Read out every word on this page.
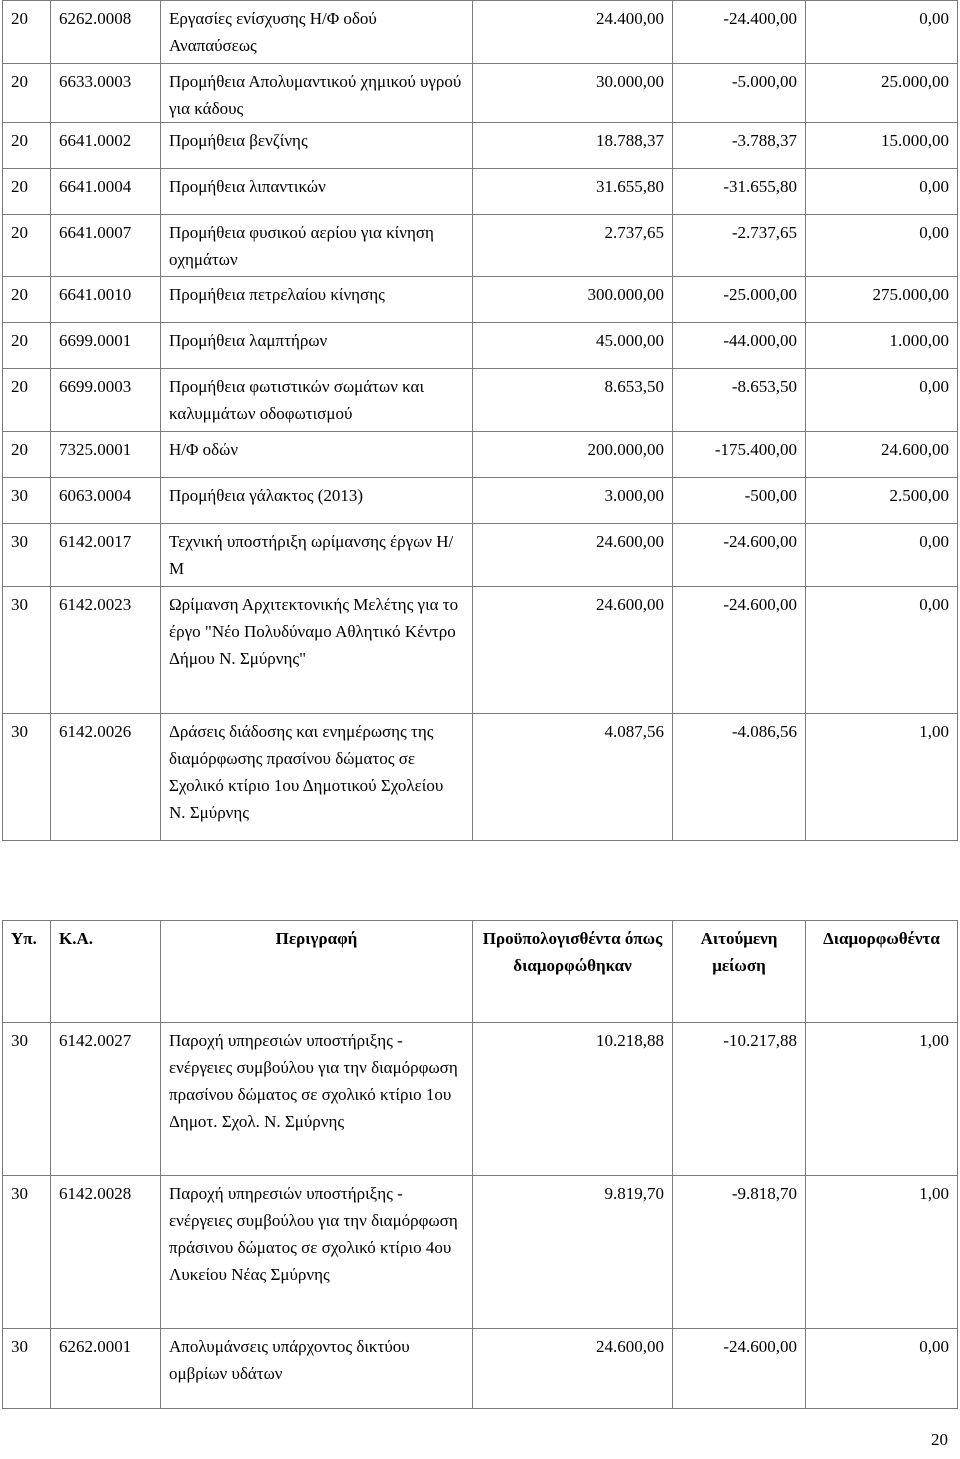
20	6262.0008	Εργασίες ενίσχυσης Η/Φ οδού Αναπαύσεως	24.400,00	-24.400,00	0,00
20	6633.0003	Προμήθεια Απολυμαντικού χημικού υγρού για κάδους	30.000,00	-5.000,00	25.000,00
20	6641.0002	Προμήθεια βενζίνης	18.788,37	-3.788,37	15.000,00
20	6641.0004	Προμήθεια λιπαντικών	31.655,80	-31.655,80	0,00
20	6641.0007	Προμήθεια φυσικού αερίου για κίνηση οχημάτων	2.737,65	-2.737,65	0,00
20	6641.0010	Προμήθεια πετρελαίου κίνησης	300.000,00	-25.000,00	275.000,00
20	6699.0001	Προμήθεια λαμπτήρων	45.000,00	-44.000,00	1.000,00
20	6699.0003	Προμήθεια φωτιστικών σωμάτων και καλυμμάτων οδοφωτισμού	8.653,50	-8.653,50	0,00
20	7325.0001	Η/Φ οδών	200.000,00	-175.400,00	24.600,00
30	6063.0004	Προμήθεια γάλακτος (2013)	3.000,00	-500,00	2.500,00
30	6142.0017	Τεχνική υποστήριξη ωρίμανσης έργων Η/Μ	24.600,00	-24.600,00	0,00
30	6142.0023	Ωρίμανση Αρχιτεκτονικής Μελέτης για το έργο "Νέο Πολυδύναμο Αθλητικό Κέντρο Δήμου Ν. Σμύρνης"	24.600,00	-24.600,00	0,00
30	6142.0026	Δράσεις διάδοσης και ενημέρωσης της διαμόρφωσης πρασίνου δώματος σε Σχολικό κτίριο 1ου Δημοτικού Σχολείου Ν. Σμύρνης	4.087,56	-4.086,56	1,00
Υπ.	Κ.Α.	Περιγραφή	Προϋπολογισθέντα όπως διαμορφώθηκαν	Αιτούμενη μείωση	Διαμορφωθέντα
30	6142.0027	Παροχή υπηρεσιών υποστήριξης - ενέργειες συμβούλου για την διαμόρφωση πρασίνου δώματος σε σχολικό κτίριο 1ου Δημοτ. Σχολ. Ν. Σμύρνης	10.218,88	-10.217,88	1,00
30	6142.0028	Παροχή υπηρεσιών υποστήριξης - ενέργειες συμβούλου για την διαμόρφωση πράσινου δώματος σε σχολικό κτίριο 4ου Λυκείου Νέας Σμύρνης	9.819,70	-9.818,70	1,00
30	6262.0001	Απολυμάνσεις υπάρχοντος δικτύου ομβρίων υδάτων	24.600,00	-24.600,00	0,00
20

WRITTEN PROBLEM ::
Within the material above, find the lines that contain the word "συμβούλου"; copy them.

EXERCISE OUTPUT ::
30	6142.0027	Παροχή υπηρεσιών υποστήριξης - ενέργειες συμβούλου για την διαμόρφωση πρασίνου δώματος σε σχολικό κτίριο 1ου Δημοτ. Σχολ. Ν. Σμύρνης	10.218,88	-10.217,88	1,00
30	6142.0028	Παροχή υπηρεσιών υποστήριξης - ενέργειες συμβούλου για την διαμόρφωση πράσινου δώματος σε σχολικό κτίριο 4ου Λυκείου Νέας Σμύρνης	9.819,70	-9.818,70	1,00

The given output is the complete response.